• EXERCISE DESCRIPTION: For each line that holds "glass", copy the line out.

Stored data entries

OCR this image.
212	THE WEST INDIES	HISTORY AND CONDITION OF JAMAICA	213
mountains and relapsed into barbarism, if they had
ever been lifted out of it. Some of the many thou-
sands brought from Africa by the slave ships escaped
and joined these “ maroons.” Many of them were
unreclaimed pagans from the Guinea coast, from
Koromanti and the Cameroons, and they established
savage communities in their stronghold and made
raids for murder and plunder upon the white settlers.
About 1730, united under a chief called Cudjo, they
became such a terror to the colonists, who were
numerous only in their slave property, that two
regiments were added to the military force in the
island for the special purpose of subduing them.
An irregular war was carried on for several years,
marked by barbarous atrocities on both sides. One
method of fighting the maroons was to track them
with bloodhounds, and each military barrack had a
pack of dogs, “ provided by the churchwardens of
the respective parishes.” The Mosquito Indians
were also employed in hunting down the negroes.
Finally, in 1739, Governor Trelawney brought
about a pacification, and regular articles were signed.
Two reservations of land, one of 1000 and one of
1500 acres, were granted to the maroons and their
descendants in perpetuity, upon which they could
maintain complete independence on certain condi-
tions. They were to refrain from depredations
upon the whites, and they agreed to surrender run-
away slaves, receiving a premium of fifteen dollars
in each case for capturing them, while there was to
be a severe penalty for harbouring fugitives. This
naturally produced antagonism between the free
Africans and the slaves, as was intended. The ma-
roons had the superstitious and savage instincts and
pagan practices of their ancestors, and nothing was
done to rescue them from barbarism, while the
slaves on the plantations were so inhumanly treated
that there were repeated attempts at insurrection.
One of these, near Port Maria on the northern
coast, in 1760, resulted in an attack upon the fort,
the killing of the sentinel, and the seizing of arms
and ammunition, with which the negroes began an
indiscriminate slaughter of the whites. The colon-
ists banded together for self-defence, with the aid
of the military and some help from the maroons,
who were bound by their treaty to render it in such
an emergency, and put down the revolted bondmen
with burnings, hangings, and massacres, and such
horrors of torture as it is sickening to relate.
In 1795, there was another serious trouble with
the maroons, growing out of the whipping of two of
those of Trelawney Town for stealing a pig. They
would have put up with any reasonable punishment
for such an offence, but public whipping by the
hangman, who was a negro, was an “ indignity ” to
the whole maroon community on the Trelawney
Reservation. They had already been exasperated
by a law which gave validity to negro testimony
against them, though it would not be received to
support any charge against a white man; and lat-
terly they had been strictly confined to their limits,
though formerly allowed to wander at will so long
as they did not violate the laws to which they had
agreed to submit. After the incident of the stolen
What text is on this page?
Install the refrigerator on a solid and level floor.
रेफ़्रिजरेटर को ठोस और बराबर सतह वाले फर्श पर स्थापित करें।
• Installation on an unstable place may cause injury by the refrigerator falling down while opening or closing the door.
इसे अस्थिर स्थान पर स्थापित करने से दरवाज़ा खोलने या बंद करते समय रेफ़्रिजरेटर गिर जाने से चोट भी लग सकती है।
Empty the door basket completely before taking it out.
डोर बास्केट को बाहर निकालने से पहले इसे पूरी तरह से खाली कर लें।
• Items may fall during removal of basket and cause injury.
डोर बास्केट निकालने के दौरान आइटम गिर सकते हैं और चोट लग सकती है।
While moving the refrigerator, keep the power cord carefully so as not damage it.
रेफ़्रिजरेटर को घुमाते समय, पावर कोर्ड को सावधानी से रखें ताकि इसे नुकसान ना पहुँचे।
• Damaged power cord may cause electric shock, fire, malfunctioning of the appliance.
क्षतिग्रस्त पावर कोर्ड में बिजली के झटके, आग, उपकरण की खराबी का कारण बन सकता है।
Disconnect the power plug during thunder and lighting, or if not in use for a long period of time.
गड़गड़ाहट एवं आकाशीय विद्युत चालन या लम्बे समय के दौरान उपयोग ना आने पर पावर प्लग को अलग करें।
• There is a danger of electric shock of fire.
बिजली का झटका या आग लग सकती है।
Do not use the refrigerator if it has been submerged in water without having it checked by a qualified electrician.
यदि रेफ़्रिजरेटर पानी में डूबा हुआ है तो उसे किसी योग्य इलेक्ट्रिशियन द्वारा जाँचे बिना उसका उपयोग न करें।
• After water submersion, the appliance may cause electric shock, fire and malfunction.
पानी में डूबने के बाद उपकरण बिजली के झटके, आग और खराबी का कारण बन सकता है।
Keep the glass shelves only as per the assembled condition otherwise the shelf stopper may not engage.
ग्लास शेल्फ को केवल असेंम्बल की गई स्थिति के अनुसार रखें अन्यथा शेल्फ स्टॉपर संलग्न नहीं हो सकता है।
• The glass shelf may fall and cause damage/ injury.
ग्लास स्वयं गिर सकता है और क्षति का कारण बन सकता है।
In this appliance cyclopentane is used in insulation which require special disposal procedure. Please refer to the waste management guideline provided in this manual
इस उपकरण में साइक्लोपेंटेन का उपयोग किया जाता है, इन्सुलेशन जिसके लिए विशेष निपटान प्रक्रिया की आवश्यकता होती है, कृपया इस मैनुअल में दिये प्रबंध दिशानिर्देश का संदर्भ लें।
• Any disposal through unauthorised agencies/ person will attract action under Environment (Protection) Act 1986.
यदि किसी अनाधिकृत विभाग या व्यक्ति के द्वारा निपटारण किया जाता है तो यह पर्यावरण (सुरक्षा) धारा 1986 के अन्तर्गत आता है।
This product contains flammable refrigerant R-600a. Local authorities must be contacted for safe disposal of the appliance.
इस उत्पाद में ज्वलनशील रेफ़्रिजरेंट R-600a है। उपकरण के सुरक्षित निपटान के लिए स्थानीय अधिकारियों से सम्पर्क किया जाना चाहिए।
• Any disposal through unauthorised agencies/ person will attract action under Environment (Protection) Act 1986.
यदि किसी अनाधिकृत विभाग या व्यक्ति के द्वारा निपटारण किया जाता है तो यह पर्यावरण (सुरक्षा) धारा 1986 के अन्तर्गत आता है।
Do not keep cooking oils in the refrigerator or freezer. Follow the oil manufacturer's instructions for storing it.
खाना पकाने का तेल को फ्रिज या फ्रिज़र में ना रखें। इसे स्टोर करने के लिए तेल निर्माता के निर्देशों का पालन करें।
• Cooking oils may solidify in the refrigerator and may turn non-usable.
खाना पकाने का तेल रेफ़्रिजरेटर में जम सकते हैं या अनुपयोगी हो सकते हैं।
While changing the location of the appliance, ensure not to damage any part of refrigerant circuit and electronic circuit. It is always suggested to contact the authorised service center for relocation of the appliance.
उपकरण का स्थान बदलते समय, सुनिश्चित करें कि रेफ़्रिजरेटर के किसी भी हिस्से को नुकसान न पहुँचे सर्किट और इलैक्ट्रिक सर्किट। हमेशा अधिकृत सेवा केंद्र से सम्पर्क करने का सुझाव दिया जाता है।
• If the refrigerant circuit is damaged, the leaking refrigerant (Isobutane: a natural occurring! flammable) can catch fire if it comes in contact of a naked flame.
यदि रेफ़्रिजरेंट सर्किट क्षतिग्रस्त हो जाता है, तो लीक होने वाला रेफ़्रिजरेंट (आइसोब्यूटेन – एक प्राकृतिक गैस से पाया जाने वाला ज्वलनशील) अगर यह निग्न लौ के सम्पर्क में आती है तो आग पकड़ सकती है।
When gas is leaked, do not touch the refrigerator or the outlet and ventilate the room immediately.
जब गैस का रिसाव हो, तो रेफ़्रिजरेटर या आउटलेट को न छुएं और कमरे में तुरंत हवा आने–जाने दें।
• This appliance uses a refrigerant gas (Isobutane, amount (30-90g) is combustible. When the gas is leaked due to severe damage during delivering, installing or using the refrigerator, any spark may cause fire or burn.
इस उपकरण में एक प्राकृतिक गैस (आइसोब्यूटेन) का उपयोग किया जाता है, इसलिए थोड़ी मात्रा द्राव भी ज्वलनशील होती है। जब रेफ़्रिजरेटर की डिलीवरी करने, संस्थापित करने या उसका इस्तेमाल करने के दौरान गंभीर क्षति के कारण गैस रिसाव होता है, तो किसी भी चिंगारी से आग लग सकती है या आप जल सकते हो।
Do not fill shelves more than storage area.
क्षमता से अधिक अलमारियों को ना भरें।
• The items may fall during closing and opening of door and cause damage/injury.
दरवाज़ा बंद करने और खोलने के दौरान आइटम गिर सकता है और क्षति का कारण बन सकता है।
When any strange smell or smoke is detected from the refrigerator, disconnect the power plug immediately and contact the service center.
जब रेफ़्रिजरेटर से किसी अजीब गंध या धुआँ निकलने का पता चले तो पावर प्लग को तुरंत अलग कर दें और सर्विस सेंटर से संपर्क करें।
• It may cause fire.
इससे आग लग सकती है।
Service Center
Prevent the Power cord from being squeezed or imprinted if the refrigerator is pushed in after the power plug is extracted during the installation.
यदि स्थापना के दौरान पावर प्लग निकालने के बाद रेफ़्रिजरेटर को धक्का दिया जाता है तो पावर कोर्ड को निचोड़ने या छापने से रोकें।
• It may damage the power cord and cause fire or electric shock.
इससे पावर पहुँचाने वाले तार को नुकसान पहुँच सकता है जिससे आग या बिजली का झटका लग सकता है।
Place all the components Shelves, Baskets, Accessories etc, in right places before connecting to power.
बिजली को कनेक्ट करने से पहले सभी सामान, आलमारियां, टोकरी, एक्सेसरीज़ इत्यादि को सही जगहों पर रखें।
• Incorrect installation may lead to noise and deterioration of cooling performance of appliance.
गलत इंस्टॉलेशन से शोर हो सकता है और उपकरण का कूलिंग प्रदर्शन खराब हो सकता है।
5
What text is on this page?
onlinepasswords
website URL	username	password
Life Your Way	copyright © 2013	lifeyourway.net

• THE RESULT:
Keep the glass shelves only as per the assembled condition otherwise the shelf stopper may not engage.
• The glass shelf may fall and cause damage/ injury.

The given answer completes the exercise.